- _WHAT THIS TASK INVOLVES_
Quote the data below in full, please, without altering anything.

[Dataset items]
⁂

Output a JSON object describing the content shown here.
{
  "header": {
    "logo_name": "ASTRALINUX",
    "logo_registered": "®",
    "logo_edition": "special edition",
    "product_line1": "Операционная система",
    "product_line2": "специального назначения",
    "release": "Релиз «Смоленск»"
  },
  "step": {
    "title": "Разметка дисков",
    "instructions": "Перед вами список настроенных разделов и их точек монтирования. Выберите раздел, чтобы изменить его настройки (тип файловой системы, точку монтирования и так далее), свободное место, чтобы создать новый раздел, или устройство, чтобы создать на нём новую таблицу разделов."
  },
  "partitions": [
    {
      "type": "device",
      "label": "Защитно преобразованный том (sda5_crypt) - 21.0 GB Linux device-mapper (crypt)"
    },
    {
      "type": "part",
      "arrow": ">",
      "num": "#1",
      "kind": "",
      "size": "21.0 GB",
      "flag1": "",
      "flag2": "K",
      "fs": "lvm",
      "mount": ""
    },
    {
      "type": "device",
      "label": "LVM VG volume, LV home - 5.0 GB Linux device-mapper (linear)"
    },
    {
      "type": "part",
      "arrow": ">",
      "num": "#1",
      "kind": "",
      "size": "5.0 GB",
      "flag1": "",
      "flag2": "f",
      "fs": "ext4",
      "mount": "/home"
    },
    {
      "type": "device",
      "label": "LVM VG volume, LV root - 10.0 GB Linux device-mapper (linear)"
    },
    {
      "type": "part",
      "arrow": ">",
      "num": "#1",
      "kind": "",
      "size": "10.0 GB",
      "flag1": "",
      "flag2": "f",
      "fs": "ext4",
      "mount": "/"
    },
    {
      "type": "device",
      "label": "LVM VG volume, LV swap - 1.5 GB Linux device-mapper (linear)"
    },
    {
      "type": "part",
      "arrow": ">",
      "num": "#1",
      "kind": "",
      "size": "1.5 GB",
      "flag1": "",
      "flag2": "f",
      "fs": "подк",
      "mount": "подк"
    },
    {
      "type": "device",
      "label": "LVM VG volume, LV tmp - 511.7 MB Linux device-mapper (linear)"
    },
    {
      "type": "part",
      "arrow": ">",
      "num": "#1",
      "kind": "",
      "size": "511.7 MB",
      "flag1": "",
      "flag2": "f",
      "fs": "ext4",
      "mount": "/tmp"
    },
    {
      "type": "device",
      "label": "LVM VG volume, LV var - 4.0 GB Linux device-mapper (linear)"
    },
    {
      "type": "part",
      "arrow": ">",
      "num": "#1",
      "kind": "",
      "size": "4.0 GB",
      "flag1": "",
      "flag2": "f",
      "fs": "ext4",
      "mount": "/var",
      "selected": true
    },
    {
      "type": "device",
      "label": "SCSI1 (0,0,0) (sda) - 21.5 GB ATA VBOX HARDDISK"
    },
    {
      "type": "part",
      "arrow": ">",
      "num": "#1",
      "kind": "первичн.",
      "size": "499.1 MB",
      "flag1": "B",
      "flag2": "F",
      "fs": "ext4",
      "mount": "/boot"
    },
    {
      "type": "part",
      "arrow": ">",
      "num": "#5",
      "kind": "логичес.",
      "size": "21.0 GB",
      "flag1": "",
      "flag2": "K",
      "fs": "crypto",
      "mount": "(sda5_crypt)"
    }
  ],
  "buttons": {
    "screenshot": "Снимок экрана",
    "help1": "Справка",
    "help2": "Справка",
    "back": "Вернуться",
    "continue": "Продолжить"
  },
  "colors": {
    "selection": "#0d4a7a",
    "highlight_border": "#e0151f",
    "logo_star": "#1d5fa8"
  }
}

⁂

- _TASK RESULT_
Output a JSON object describing the content shown here.
{
  "header": {
    "logo_name": "ASTRALINUX",
    "logo_registered": "®",
    "logo_edition": "special edition",
    "product_line1": "Операционная система",
    "product_line2": "специального назначения",
    "release": "Релиз «Смоленск»"
  },
  "step": {
    "title": "Разметка дисков",
    "instructions": "Перед вами список настроенных разделов и их точек монтирования. Выберите раздел, чтобы изменить его настройки (тип файловой системы, точку монтирования и так далее), свободное место, чтобы создать новый раздел, или устройство, чтобы создать на нём новую таблицу разделов."
  },
  "partitions": [
    {
      "type": "device",
      "label": "Защитно преобразованный том (sda5_crypt) - 21.0 GB Linux device-mapper (crypt)"
    },
    {
      "type": "part",
      "arrow": ">",
      "num": "#1",
      "kind": "",
      "size": "21.0 GB",
      "flag1": "",
      "flag2": "K",
      "fs": "lvm",
      "mount": ""
    },
    {
      "type": "device",
      "label": "LVM VG volume, LV home - 5.0 GB Linux device-mapper (linear)"
    },
    {
      "type": "part",
      "arrow": ">",
      "num": "#1",
      "kind": "",
      "size": "5.0 GB",
      "flag1": "",
      "flag2": "f",
      "fs": "ext4",
      "mount": "/home"
    },
    {
      "type": "device",
      "label": "LVM VG volume, LV root - 10.0 GB Linux device-mapper (linear)"
    },
    {
      "type": "part",
      "arrow": ">",
      "num": "#1",
      "kind": "",
      "size": "10.0 GB",
      "flag1": "",
      "flag2": "f",
      "fs": "ext4",
      "mount": "/"
    },
    {
      "type": "device",
      "label": "LVM VG volume, LV swap - 1.5 GB Linux device-mapper (linear)"
    },
    {
      "type": "part",
      "arrow": ">",
      "num": "#1",
      "kind": "",
      "size": "1.5 GB",
      "flag1": "",
      "flag2": "f",
      "fs": "подк",
      "mount": "подк"
    },
    {
      "type": "device",
      "label": "LVM VG volume, LV tmp - 511.7 MB Linux device-mapper (linear)"
    },
    {
      "type": "part",
      "arrow": ">",
      "num": "#1",
      "kind": "",
      "size": "511.7 MB",
      "flag1": "",
      "flag2": "f",
      "fs": "ext4",
      "mount": "/tmp"
    },
    {
      "type": "device",
      "label": "LVM VG volume, LV var - 4.0 GB Linux device-mapper (linear)"
    },
    {
      "type": "part",
      "arrow": ">",
      "num": "#1",
      "kind": "",
      "size": "4.0 GB",
      "flag1": "",
      "flag2": "f",
      "fs": "ext4",
      "mount": "/var",
      "selected": true
    },
    {
      "type": "device",
      "label": "SCSI1 (0,0,0) (sda) - 21.5 GB ATA VBOX HARDDISK"
    },
    {
      "type": "part",
      "arrow": ">",
      "num": "#1",
      "kind": "первичн.",
      "size": "499.1 MB",
      "flag1": "B",
      "flag2": "F",
      "fs": "ext4",
      "mount": "/boot"
    },
    {
      "type": "part",
      "arrow": ">",
      "num": "#5",
      "kind": "логичес.",
      "size": "21.0 GB",
      "flag1": "",
      "flag2": "K",
      "fs": "crypto",
      "mount": "(sda5_crypt)"
    }
  ],
  "buttons": {
    "screenshot": "Снимок экрана",
    "help1": "Справка",
    "help2": "Справка",
    "back": "Вернуться",
    "continue": "Продолжить"
  },
  "colors": {
    "selection": "#0d4a7a",
    "highlight_border": "#e0151f",
    "logo_star": "#1d5fa8"
  }
}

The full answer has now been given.